- What you are asked to do: Copy each line that holds "text".

— start Dataset —

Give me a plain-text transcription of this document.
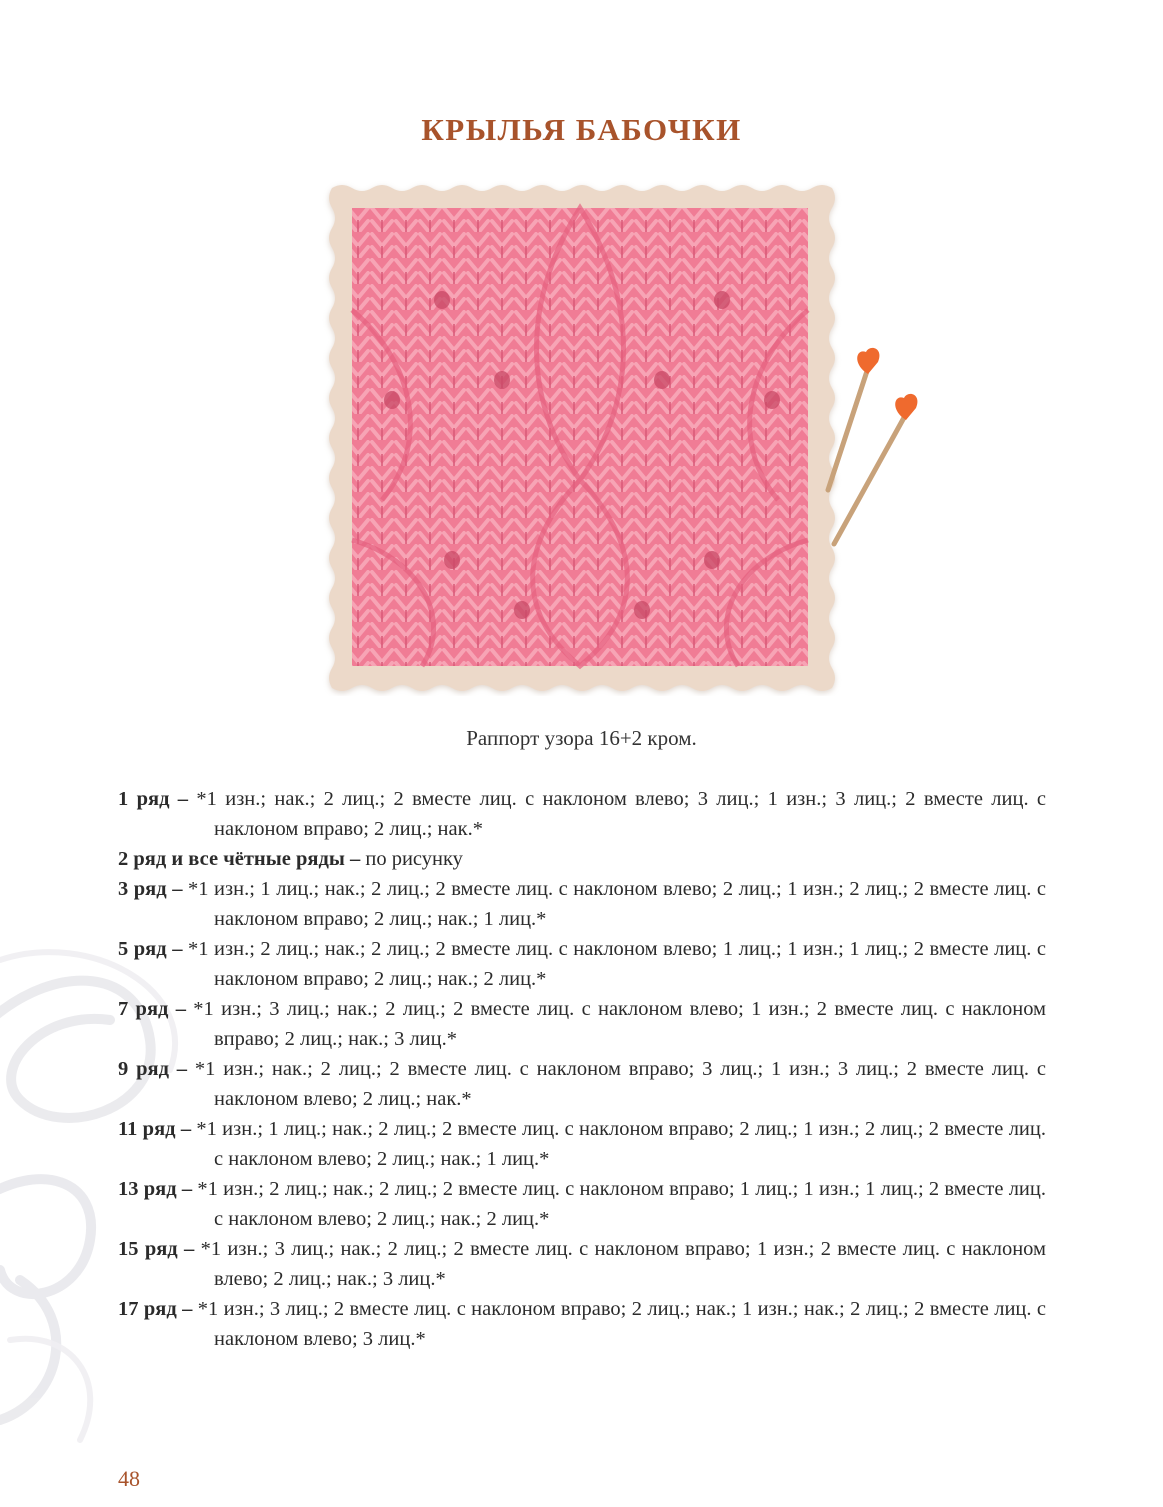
КРЫЛЬЯ БАБОЧКИ
Раппорт узора 16+2 кром.

1 ряд – *1 изн.; нак.; 2 лиц.; 2 вместе лиц. с наклоном влево; 3 лиц.; 1 изн.; 3 лиц.; 2 вместе лиц. с наклоном вправо; 2 лиц.; нак.*

2 ряд и все чётные ряды – по рисунку

3 ряд – *1 изн.; 1 лиц.; нак.; 2 лиц.; 2 вместе лиц. с наклоном влево; 2 лиц.; 1 изн.; 2 лиц.; 2 вместе лиц. с наклоном вправо; 2 лиц.; нак.; 1 лиц.*

5 ряд – *1 изн.; 2 лиц.; нак.; 2 лиц.; 2 вместе лиц. с наклоном влево; 1 лиц.; 1 изн.; 1 лиц.; 2 вместе лиц. с наклоном вправо; 2 лиц.; нак.; 2 лиц.*

7 ряд – *1 изн.; 3 лиц.; нак.; 2 лиц.; 2 вместе лиц. с наклоном влево; 1 изн.; 2 вместе лиц. с наклоном вправо; 2 лиц.; нак.; 3 лиц.*

9 ряд – *1 изн.; нак.; 2 лиц.; 2 вместе лиц. с наклоном вправо; 3 лиц.; 1 изн.; 3 лиц.; 2 вместе лиц. с наклоном влево; 2 лиц.; нак.*

11 ряд – *1 изн.; 1 лиц.; нак.; 2 лиц.; 2 вместе лиц. с наклоном вправо; 2 лиц.; 1 изн.; 2 лиц.; 2 вместе лиц. с наклоном влево; 2 лиц.; нак.; 1 лиц.*

13 ряд – *1 изн.; 2 лиц.; нак.; 2 лиц.; 2 вместе лиц. с наклоном вправо; 1 лиц.; 1 изн.; 1 лиц.; 2 вместе лиц. с наклоном влево; 2 лиц.; нак.; 2 лиц.*

15 ряд – *1 изн.; 3 лиц.; нак.; 2 лиц.; 2 вместе лиц. с наклоном вправо; 1 изн.; 2 вместе лиц. с наклоном влево; 2 лиц.; нак.; 3 лиц.*

17 ряд – *1 изн.; 3 лиц.; 2 вместе лиц. с наклоном вправо; 2 лиц.; нак.; 1 изн.; нак.; 2 лиц.; 2 вместе лиц. с наклоном влево; 3 лиц.*

48
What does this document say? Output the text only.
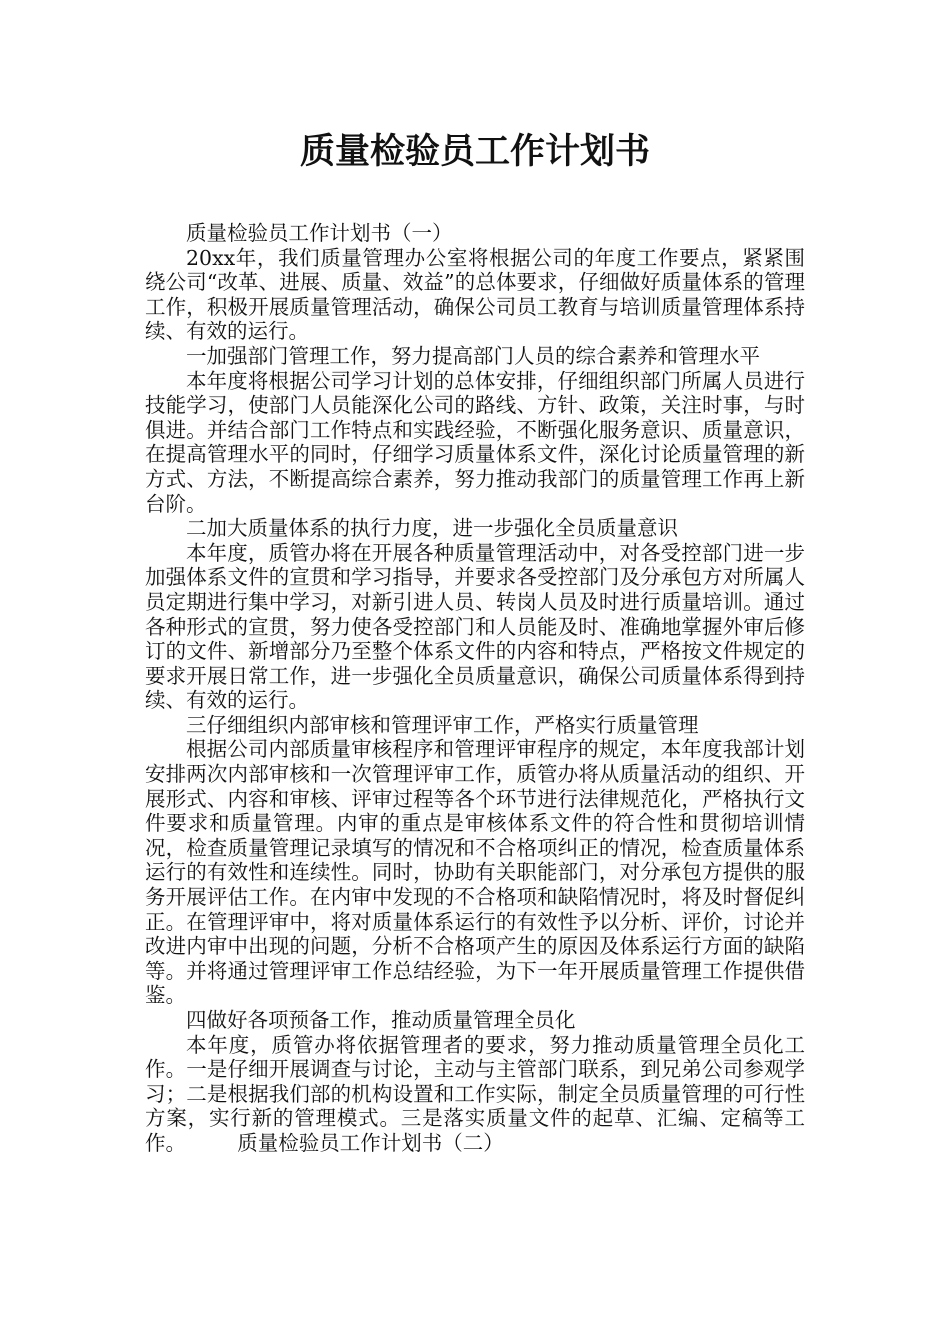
质量检验员工作计划书

质量检验员工作计划书（一）

20xx年，我们质量管理办公室将根据公司的年度工作要点，紧紧围绕公司“改革、进展、质量、效益”的总体要求，仔细做好质量体系的管理工作，积极开展质量管理活动，确保公司员工教育与培训质量管理体系持续、有效的运行。

一加强部门管理工作，努力提高部门人员的综合素养和管理水平

本年度将根据公司学习计划的总体安排，仔细组织部门所属人员进行技能学习，使部门人员能深化公司的路线、方针、政策，关注时事，与时俱进。并结合部门工作特点和实践经验，不断强化服务意识、质量意识，在提高管理水平的同时，仔细学习质量体系文件，深化讨论质量管理的新方式、方法，不断提高综合素养，努力推动我部门的质量管理工作再上新台阶。

二加大质量体系的执行力度，进一步强化全员质量意识

本年度，质管办将在开展各种质量管理活动中，对各受控部门进一步加强体系文件的宣贯和学习指导，并要求各受控部门及分承包方对所属人员定期进行集中学习，对新引进人员、转岗人员及时进行质量培训。通过各种形式的宣贯，努力使各受控部门和人员能及时、准确地掌握外审后修订的文件、新增部分乃至整个体系文件的内容和特点，严格按文件规定的要求开展日常工作，进一步强化全员质量意识，确保公司质量体系得到持续、有效的运行。

三仔细组织内部审核和管理评审工作，严格实行质量管理

根据公司内部质量审核程序和管理评审程序的规定，本年度我部计划安排两次内部审核和一次管理评审工作，质管办将从质量活动的组织、开展形式、内容和审核、评审过程等各个环节进行法律规范化，严格执行文件要求和质量管理。内审的重点是审核体系文件的符合性和贯彻培训情况，检查质量管理记录填写的情况和不合格项纠正的情况，检查质量体系运行的有效性和连续性。同时，协助有关职能部门，对分承包方提供的服务开展评估工作。在内审中发现的不合格项和缺陷情况时，将及时督促纠正。在管理评审中，将对质量体系运行的有效性予以分析、评价，讨论并改进内审中出现的问题，分析不合格项产生的原因及体系运行方面的缺陷等。并将通过管理评审工作总结经验，为下一年开展质量管理工作提供借鉴。

四做好各项预备工作，推动质量管理全员化

本年度，质管办将依据管理者的要求，努力推动质量管理全员化工作。一是仔细开展调查与讨论，主动与主管部门联系，到兄弟公司参观学习；二是根据我们部的机构设置和工作实际，制定全员质量管理的可行性方案，实行新的管理模式。三是落实质量文件的起草、汇编、定稿等工作。	质量检验员工作计划书（二）
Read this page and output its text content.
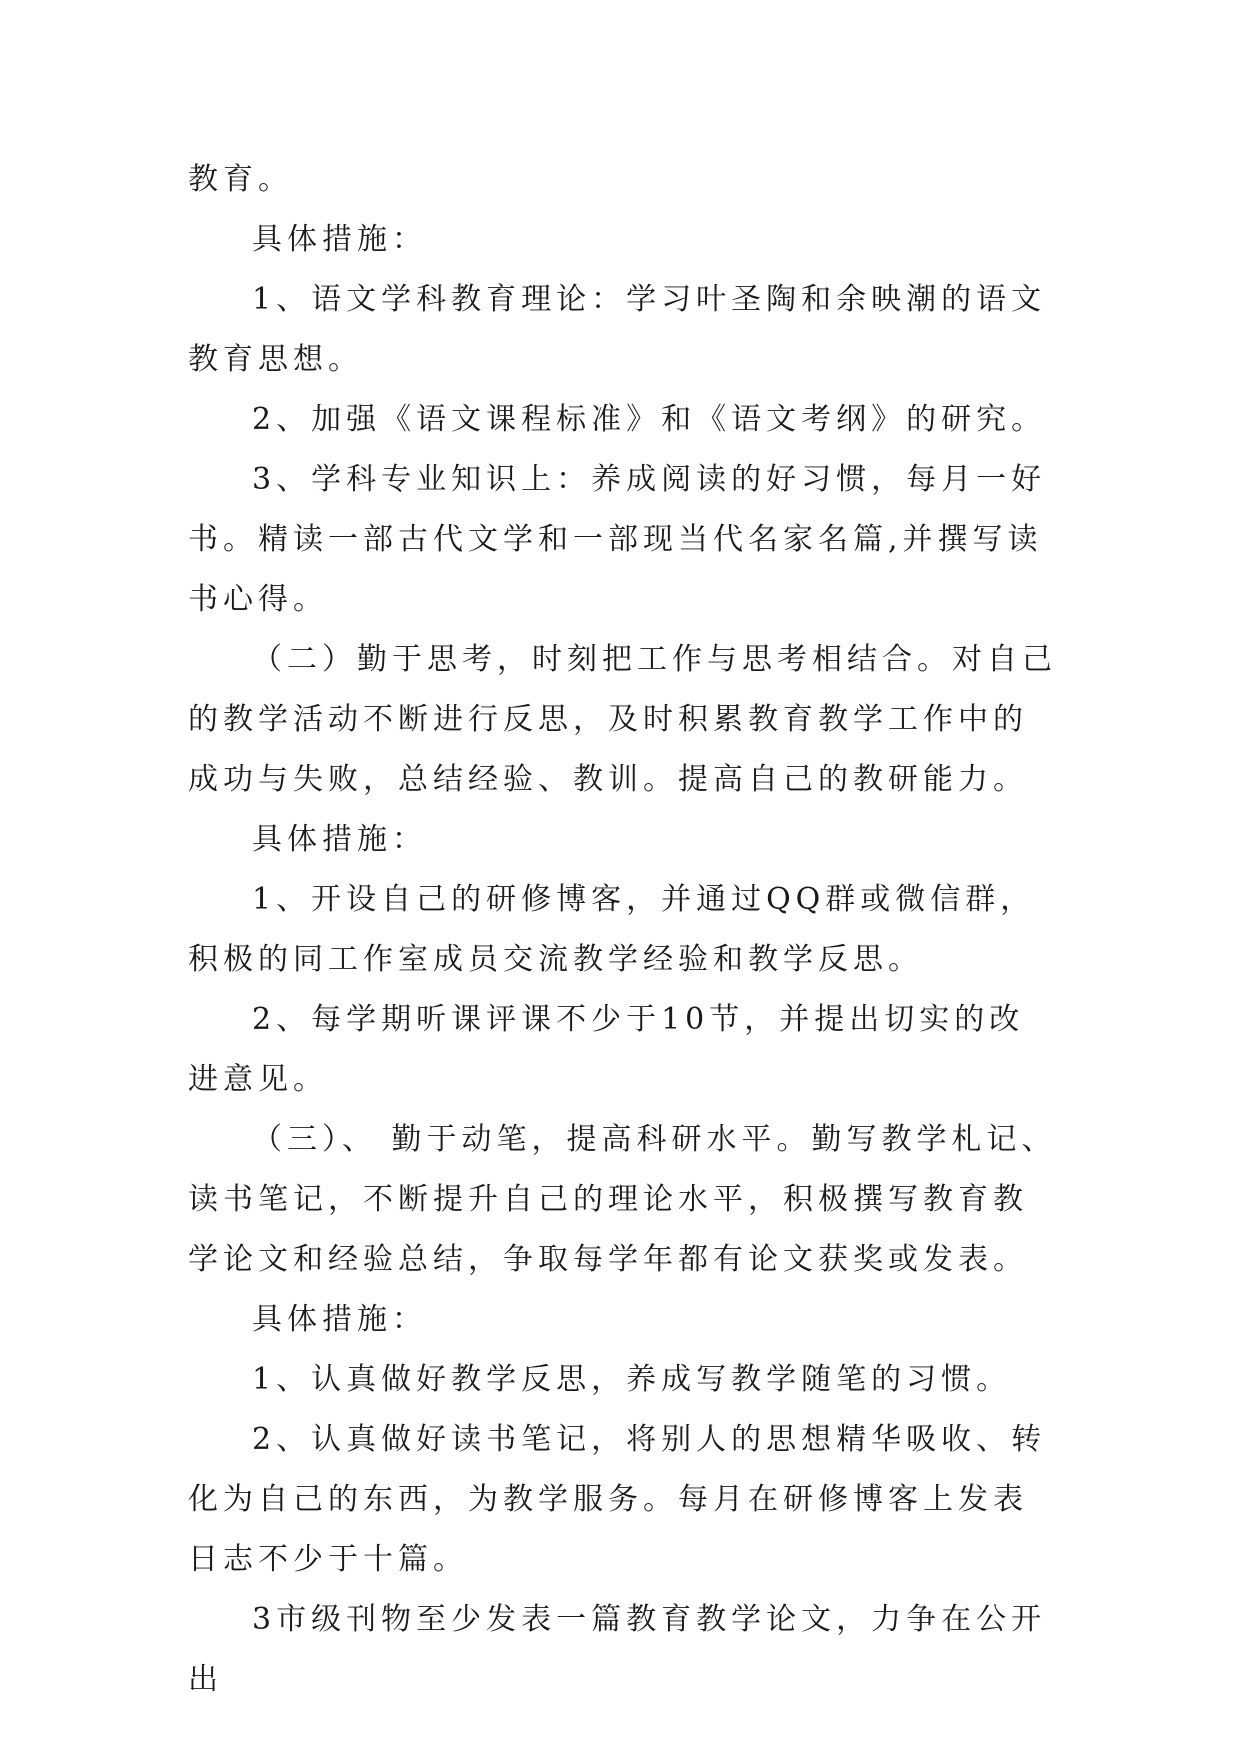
教育。

具体措施：

1、语文学科教育理论：学习叶圣陶和余映潮的语文教育思想。

2、加强《语文课程标准》和《语文考纲》的研究。

3、学科专业知识上：养成阅读的好习惯，每月一好书。精读一部古代文学和一部现当代名家名篇,并撰写读书心得。

（二）勤于思考，时刻把工作与思考相结合。对自己的教学活动不断进行反思，及时积累教育教学工作中的成功与失败，总结经验、教训。提高自己的教研能力。

具体措施：

1、开设自己的研修博客，并通过QQ群或微信群，积极的同工作室成员交流教学经验和教学反思。

2、每学期听课评课不少于10节，并提出切实的改进意见。

（三）、 勤于动笔，提高科研水平。勤写教学札记、读书笔记，不断提升自己的理论水平，积极撰写教育教学论文和经验总结，争取每学年都有论文获奖或发表。

具体措施：

1、认真做好教学反思，养成写教学随笔的习惯。

2、认真做好读书笔记，将别人的思想精华吸收、转化为自己的东西，为教学服务。每月在研修博客上发表日志不少于十篇。

3市级刊物至少发表一篇教育教学论文，力争在公开出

— end Dataset —

- Task solution:
Give me a plain-text transcription of this document.
What does this document say? Output the text only.
Read this page and output its text content.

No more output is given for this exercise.